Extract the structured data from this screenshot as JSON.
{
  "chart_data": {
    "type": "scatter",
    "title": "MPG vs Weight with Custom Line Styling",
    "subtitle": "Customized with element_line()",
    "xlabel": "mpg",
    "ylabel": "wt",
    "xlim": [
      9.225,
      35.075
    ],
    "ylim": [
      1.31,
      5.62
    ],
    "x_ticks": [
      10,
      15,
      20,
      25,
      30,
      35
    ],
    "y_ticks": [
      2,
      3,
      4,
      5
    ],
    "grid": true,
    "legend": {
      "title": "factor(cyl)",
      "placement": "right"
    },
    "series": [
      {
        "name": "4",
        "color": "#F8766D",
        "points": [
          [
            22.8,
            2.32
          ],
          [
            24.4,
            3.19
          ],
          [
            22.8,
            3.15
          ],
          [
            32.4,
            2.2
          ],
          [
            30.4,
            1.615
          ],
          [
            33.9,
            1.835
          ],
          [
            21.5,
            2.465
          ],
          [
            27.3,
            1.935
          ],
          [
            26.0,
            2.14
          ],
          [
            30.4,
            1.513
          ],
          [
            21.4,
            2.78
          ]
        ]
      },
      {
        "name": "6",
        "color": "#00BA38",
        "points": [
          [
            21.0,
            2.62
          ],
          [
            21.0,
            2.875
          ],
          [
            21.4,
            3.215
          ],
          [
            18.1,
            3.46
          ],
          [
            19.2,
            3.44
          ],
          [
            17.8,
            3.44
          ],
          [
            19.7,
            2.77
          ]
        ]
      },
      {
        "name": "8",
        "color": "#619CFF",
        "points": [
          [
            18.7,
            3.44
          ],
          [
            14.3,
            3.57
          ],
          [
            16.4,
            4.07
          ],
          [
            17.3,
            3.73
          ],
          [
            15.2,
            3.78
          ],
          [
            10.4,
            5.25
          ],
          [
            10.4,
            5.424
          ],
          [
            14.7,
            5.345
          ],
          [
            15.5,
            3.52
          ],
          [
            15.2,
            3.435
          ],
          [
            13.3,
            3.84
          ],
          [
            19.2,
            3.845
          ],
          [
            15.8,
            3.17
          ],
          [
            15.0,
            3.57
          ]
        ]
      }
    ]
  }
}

□ □ □ □ □ □ □

> **Short task**:
Type out the material again exactly as presented.

> **Solution**:
Extract the structured data from this screenshot as JSON.
{
  "chart_data": {
    "type": "scatter",
    "title": "MPG vs Weight with Custom Line Styling",
    "subtitle": "Customized with element_line()",
    "xlabel": "mpg",
    "ylabel": "wt",
    "xlim": [
      9.225,
      35.075
    ],
    "ylim": [
      1.31,
      5.62
    ],
    "x_ticks": [
      10,
      15,
      20,
      25,
      30,
      35
    ],
    "y_ticks": [
      2,
      3,
      4,
      5
    ],
    "grid": true,
    "legend": {
      "title": "factor(cyl)",
      "placement": "right"
    },
    "series": [
      {
        "name": "4",
        "color": "#F8766D",
        "points": [
          [
            22.8,
            2.32
          ],
          [
            24.4,
            3.19
          ],
          [
            22.8,
            3.15
          ],
          [
            32.4,
            2.2
          ],
          [
            30.4,
            1.615
          ],
          [
            33.9,
            1.835
          ],
          [
            21.5,
            2.465
          ],
          [
            27.3,
            1.935
          ],
          [
            26.0,
            2.14
          ],
          [
            30.4,
            1.513
          ],
          [
            21.4,
            2.78
          ]
        ]
      },
      {
        "name": "6",
        "color": "#00BA38",
        "points": [
          [
            21.0,
            2.62
          ],
          [
            21.0,
            2.875
          ],
          [
            21.4,
            3.215
          ],
          [
            18.1,
            3.46
          ],
          [
            19.2,
            3.44
          ],
          [
            17.8,
            3.44
          ],
          [
            19.7,
            2.77
          ]
        ]
      },
      {
        "name": "8",
        "color": "#619CFF",
        "points": [
          [
            18.7,
            3.44
          ],
          [
            14.3,
            3.57
          ],
          [
            16.4,
            4.07
          ],
          [
            17.3,
            3.73
          ],
          [
            15.2,
            3.78
          ],
          [
            10.4,
            5.25
          ],
          [
            10.4,
            5.424
          ],
          [
            14.7,
            5.345
          ],
          [
            15.5,
            3.52
          ],
          [
            15.2,
            3.435
          ],
          [
            13.3,
            3.84
          ],
          [
            19.2,
            3.845
          ],
          [
            15.8,
            3.17
          ],
          [
            15.0,
            3.57
          ]
        ]
      }
    ]
  }
}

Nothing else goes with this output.